STATED PROBLEM:
Pull out all lines from the listing below in which the word "name" appears.

[Entries taken from a collection]
-- start --

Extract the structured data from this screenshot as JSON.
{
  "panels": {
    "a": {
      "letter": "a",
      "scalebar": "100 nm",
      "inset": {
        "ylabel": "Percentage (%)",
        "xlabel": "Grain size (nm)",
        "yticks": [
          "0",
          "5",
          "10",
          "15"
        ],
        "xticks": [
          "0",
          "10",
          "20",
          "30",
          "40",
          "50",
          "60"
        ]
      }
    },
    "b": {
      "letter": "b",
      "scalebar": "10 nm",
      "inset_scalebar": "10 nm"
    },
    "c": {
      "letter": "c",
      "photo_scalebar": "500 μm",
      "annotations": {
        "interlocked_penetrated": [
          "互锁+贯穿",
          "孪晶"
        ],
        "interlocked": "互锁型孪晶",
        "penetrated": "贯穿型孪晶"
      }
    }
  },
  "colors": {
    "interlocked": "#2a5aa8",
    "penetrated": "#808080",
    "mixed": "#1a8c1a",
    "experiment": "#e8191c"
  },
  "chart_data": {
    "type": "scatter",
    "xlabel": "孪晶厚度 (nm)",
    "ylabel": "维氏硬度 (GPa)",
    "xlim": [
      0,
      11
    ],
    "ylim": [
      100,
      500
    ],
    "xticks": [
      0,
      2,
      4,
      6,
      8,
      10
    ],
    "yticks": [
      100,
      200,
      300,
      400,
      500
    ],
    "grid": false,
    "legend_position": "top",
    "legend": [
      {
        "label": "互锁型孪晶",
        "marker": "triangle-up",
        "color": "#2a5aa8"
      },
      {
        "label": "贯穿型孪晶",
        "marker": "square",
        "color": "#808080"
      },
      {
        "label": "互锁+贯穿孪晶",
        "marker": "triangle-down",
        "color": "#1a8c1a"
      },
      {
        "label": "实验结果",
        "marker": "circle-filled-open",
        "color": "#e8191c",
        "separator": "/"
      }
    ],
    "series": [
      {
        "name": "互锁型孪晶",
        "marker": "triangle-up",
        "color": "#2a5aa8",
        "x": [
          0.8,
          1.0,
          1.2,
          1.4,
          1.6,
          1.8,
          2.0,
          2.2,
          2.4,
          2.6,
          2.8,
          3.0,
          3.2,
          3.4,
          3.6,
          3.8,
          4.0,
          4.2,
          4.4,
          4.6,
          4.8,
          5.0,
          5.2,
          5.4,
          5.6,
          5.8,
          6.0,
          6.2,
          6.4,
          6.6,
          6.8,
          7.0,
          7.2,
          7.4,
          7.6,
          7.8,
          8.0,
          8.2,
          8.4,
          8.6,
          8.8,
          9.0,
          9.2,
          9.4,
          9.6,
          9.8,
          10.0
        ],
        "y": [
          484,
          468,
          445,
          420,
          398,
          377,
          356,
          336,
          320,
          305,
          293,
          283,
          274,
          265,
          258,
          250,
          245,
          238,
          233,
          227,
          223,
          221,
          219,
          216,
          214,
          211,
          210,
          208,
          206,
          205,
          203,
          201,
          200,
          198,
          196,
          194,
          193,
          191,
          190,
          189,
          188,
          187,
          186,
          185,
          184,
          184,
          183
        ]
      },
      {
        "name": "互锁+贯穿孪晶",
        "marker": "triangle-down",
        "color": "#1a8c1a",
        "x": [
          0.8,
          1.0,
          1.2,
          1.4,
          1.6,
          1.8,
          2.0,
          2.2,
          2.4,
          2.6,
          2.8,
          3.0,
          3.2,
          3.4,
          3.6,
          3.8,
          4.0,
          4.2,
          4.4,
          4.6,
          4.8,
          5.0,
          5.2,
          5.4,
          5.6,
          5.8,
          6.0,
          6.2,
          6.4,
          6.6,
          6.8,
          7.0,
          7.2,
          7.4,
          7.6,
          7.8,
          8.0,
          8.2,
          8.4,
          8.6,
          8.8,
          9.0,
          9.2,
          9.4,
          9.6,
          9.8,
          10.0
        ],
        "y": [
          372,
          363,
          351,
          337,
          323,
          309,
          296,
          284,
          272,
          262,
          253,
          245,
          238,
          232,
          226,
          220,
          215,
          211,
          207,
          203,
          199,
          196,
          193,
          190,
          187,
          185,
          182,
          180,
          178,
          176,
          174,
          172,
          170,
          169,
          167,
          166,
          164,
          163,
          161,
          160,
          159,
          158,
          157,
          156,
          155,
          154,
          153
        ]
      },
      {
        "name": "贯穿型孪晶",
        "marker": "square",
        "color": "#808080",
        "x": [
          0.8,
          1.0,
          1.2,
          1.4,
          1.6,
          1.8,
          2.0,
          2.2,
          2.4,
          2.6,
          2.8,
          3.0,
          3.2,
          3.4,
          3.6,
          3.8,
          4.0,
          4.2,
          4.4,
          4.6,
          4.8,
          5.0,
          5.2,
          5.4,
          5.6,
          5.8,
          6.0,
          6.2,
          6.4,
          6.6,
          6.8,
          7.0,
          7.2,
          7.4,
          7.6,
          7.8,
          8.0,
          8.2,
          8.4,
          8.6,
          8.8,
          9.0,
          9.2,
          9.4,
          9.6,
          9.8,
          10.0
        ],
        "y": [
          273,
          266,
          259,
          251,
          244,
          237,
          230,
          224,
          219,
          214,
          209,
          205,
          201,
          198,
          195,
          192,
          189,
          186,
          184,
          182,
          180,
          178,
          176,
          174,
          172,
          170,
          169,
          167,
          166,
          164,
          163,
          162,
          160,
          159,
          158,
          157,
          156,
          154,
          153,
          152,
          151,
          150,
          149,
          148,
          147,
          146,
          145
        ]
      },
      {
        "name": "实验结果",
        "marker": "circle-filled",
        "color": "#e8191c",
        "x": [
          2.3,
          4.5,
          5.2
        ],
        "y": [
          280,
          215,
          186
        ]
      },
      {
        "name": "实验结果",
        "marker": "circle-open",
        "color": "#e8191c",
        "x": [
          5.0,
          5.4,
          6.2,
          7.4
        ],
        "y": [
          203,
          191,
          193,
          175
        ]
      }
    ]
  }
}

-- end --
-- start --

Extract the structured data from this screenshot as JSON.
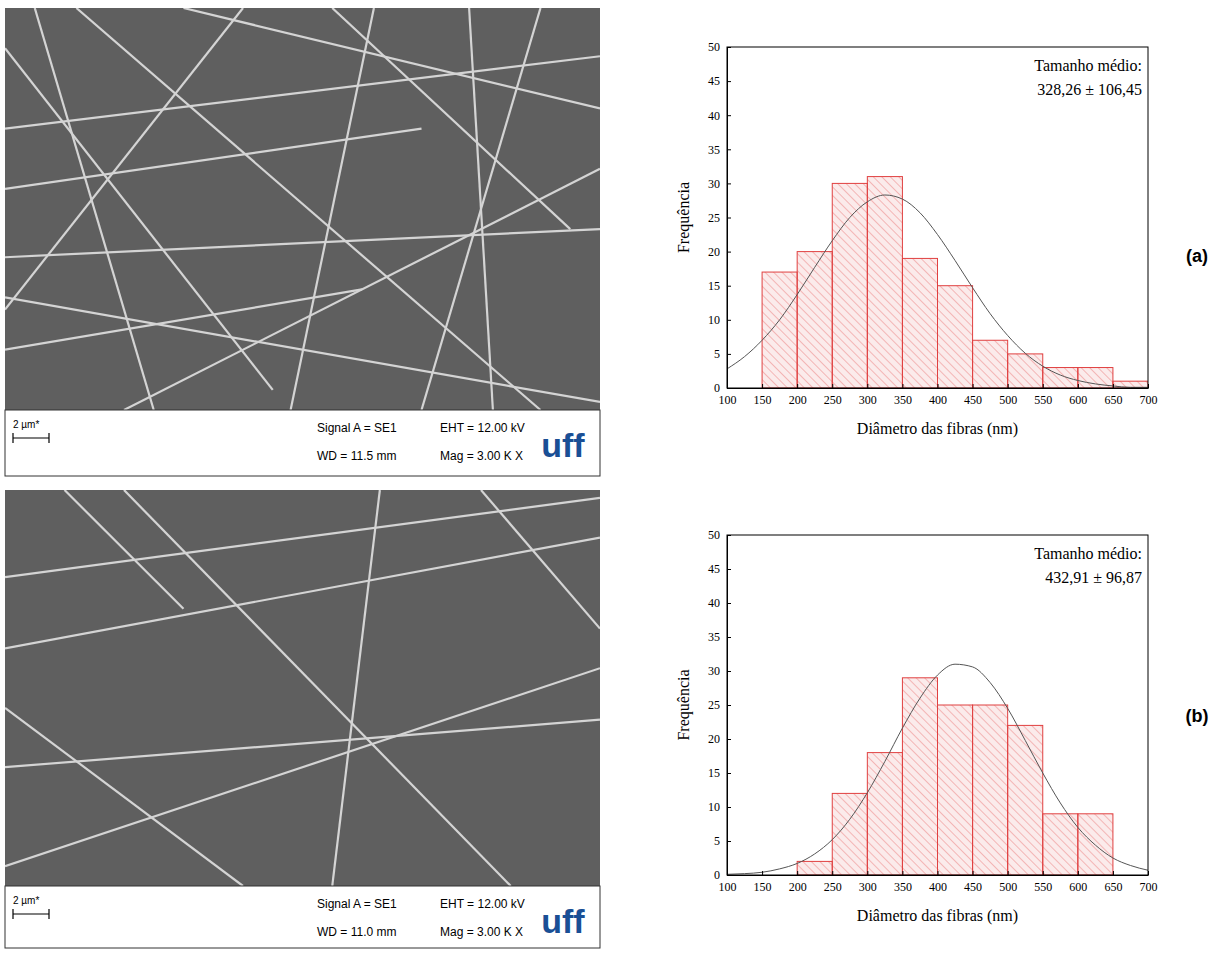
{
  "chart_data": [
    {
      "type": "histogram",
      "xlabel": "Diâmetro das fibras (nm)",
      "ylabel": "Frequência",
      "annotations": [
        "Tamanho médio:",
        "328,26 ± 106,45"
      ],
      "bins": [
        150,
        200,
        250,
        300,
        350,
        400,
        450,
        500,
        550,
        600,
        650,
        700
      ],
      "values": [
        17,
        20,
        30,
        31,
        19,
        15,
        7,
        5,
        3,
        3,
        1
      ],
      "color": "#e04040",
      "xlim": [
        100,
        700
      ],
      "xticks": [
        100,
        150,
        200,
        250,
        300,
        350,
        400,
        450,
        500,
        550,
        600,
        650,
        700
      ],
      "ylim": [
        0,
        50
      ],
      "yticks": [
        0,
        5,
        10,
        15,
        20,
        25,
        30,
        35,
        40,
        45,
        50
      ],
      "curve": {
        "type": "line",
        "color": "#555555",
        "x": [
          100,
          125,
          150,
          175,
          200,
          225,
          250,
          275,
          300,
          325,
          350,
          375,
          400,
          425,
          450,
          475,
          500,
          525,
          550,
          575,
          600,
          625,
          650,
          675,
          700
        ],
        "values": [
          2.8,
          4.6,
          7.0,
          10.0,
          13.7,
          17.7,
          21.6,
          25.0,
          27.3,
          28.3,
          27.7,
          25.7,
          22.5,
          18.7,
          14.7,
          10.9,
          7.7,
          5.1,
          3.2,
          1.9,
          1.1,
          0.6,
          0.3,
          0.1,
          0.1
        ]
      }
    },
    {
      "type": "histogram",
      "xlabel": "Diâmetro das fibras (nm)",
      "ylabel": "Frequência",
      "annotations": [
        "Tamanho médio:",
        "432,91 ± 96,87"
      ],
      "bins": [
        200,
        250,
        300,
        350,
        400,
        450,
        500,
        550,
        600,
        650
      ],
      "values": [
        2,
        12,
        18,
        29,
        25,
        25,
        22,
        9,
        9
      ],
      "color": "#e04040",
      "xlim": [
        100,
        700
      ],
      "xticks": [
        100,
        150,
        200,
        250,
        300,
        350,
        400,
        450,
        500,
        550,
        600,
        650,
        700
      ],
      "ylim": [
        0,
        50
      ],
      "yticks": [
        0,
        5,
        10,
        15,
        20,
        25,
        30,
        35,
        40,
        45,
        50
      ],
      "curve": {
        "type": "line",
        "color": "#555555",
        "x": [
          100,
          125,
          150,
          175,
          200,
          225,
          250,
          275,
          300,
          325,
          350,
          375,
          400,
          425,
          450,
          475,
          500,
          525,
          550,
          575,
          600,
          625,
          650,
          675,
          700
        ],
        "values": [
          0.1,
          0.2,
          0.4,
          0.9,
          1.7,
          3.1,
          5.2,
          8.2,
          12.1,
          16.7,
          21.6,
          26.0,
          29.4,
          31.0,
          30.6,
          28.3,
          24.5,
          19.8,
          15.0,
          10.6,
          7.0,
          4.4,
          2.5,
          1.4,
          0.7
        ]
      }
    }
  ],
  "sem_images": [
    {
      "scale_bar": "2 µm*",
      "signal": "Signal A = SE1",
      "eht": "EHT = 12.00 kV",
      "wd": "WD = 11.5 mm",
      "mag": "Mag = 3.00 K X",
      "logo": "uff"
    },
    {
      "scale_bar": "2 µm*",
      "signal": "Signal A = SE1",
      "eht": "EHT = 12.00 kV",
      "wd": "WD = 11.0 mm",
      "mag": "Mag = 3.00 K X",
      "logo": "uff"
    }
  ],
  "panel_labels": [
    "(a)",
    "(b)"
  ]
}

-- end --

EXERCISE OUTPUT:
        "name": "互锁型孪晶",
        "name": "互锁+贯穿孪晶",
        "name": "贯穿型孪晶",
        "name": "实验结果",
        "name": "实验结果",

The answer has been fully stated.